Among the entries that follow, tally the lines with the string "elements". Give no more than the number.

— START OF Input rows —

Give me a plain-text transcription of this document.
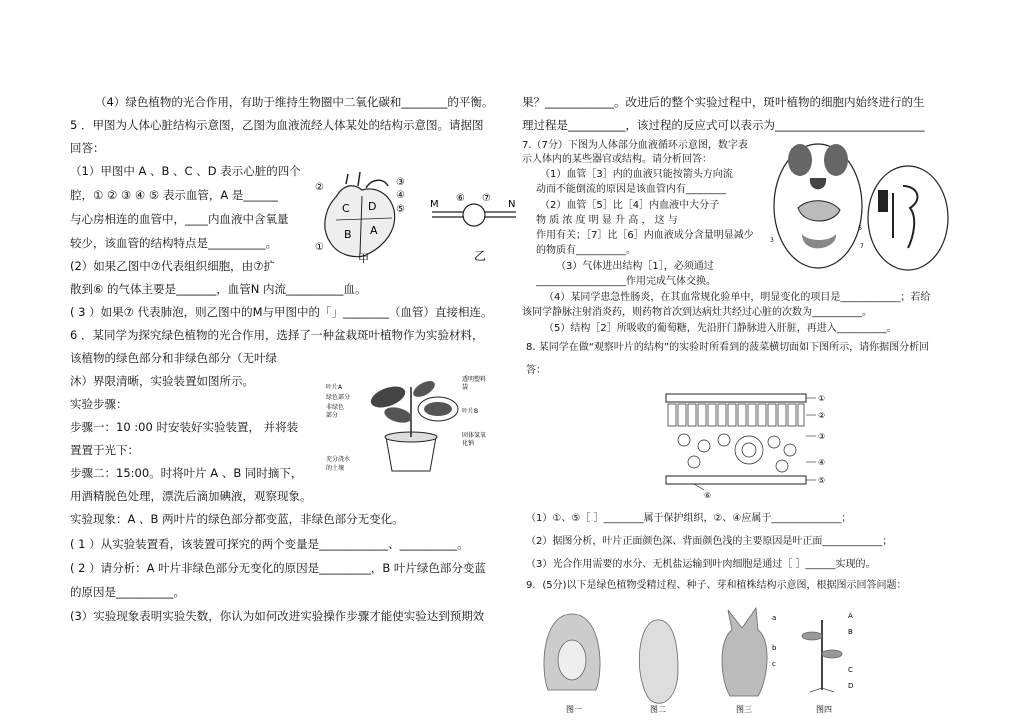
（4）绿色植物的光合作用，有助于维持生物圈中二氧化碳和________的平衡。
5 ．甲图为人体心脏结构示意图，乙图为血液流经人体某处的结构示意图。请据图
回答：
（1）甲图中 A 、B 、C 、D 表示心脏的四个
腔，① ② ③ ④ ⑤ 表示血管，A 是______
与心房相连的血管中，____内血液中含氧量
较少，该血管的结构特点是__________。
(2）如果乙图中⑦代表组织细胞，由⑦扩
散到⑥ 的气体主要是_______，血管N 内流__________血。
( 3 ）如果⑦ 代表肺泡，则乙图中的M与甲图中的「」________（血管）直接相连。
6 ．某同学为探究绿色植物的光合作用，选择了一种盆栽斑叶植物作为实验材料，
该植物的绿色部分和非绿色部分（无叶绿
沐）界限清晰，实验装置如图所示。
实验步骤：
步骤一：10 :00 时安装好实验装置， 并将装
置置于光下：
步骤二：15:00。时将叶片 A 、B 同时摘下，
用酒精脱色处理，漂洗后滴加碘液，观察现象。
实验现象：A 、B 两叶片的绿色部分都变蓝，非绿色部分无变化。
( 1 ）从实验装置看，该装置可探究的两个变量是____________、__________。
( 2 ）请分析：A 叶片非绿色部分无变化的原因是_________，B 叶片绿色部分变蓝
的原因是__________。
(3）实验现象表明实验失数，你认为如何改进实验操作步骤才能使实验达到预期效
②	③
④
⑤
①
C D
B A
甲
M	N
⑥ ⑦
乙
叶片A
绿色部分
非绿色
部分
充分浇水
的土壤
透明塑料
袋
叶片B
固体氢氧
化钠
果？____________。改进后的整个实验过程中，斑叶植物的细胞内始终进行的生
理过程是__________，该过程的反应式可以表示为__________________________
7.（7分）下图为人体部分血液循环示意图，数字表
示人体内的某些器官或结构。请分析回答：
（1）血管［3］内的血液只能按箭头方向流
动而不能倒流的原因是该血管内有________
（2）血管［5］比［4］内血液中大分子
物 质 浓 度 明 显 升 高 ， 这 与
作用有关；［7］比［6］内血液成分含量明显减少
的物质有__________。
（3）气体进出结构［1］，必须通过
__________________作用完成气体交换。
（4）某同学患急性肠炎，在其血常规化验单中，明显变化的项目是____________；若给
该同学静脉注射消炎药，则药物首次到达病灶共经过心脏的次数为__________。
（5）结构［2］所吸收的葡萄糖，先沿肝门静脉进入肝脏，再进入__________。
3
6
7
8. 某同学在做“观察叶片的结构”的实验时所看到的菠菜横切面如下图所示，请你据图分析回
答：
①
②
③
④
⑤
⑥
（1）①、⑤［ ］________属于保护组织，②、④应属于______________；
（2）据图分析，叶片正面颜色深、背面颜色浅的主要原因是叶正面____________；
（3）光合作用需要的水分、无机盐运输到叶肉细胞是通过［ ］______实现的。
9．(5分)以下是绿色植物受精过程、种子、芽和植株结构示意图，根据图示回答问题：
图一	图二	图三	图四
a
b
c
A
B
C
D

— END OF Input rows —
— START OF Input rows —

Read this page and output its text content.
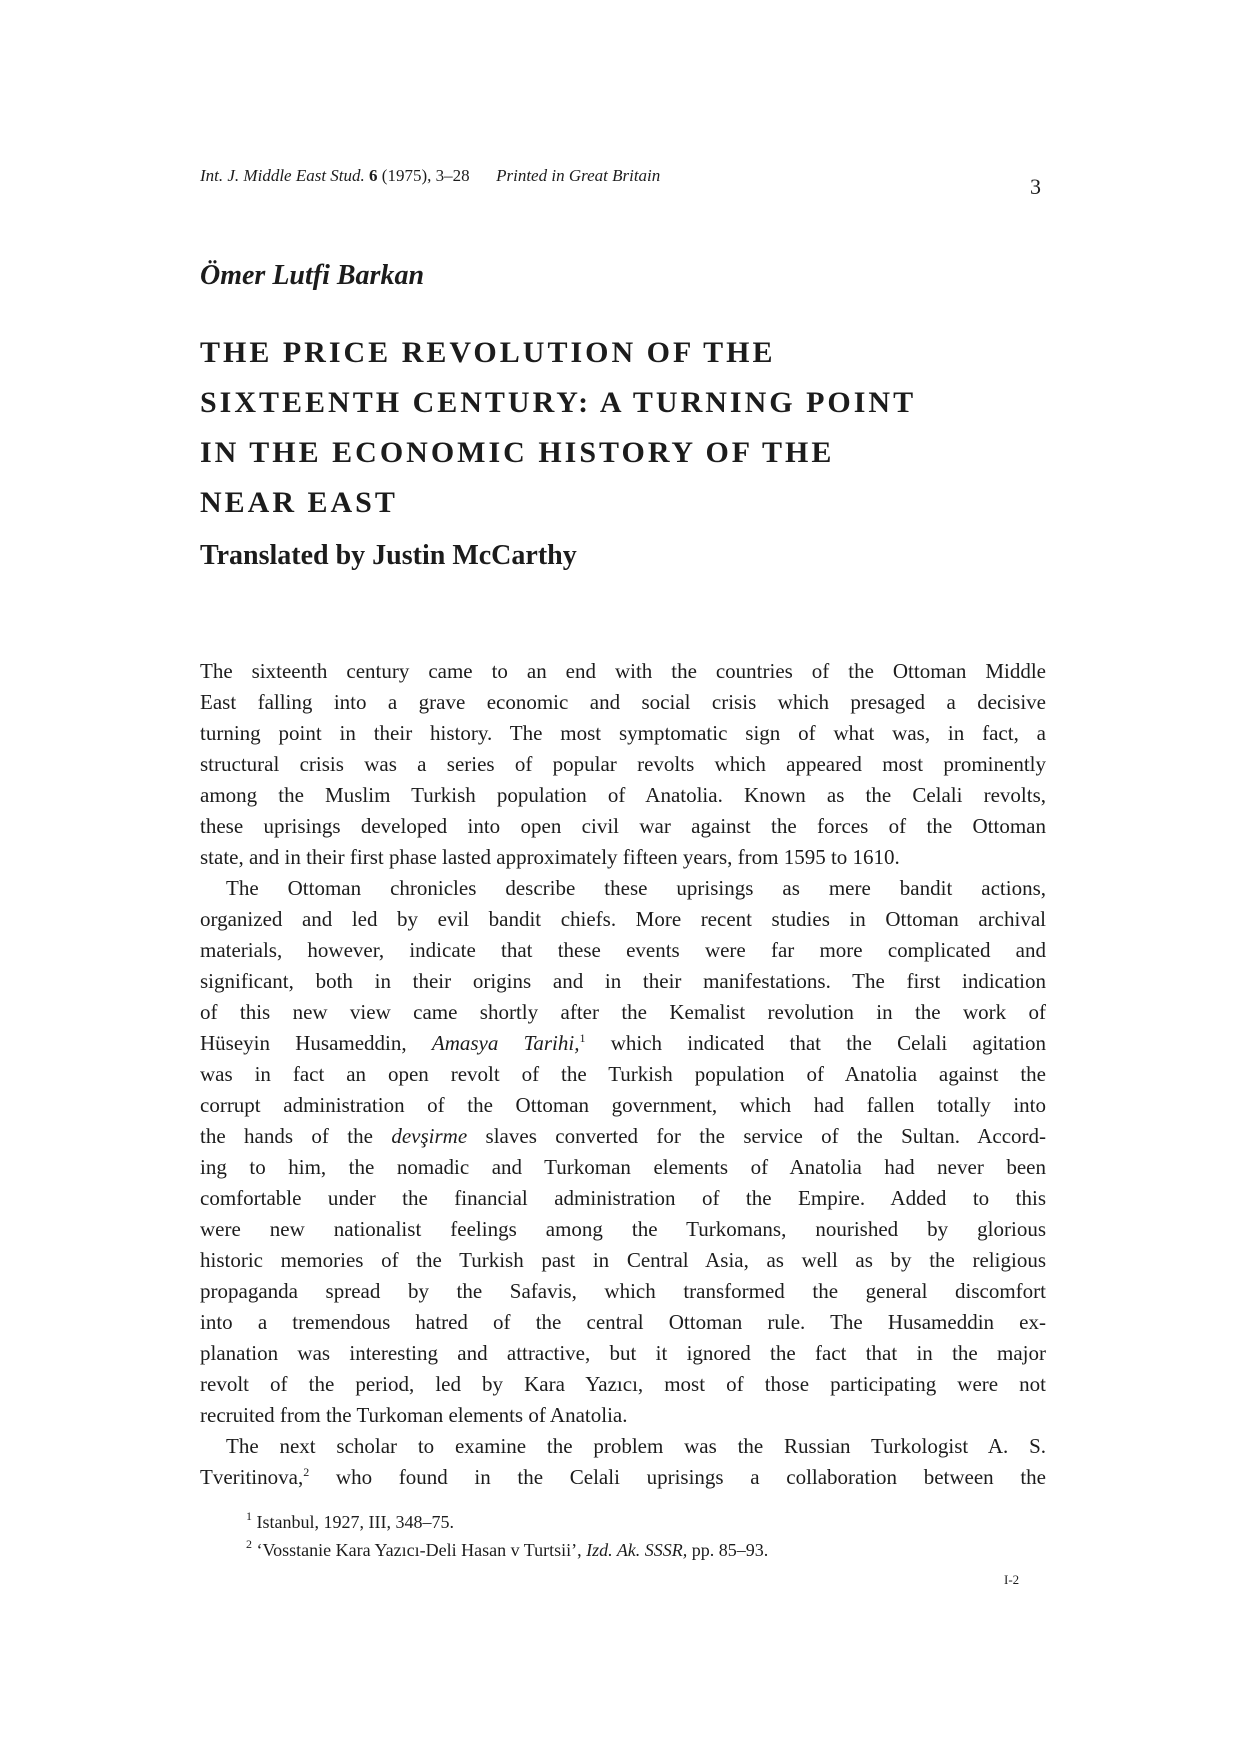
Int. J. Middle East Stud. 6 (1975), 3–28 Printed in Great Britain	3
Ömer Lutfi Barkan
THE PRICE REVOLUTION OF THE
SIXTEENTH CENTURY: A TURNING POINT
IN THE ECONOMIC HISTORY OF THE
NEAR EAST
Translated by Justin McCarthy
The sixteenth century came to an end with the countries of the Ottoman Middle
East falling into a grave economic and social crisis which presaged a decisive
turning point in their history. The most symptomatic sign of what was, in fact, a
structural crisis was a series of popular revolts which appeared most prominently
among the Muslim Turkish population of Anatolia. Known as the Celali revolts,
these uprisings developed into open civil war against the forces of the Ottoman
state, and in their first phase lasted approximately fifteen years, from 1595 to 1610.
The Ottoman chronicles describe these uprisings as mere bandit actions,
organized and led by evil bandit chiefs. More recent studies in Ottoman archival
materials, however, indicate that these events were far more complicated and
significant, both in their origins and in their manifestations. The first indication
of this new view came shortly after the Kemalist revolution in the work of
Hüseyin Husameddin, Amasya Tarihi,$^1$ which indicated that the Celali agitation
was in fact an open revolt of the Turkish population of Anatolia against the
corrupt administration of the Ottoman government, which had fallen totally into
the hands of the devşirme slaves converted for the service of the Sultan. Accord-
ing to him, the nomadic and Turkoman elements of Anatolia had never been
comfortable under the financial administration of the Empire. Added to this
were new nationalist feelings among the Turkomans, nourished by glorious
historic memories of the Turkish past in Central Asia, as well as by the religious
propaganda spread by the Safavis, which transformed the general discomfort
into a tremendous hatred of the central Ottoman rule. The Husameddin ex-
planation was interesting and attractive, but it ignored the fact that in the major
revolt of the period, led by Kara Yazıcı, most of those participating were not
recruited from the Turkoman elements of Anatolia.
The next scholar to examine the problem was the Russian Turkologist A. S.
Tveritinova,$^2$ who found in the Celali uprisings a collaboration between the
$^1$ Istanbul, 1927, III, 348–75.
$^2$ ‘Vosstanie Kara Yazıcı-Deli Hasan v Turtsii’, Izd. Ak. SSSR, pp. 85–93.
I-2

— END OF Input rows —

Result below: 2